▸ Goal
Wherever a line holds the string "values", copy that line.

▸ Records from a data collection
/---

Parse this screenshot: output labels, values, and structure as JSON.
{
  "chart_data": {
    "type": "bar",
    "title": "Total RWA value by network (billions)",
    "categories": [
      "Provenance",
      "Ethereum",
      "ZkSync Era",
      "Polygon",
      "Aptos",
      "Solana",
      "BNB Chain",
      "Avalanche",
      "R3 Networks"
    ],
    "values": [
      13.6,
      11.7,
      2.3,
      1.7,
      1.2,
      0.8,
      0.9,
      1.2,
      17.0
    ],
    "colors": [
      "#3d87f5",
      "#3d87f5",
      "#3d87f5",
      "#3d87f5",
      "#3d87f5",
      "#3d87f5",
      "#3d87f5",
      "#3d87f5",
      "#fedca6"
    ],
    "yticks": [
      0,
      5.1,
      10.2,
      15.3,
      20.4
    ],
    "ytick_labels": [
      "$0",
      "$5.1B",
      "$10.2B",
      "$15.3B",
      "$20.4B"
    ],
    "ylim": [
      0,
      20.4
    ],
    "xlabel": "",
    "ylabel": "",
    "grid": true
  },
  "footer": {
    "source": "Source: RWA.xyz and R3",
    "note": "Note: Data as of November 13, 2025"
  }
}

\---

▸ Complete answer
Parse this screenshot: output labels, values, and structure as JSON.
    "values": [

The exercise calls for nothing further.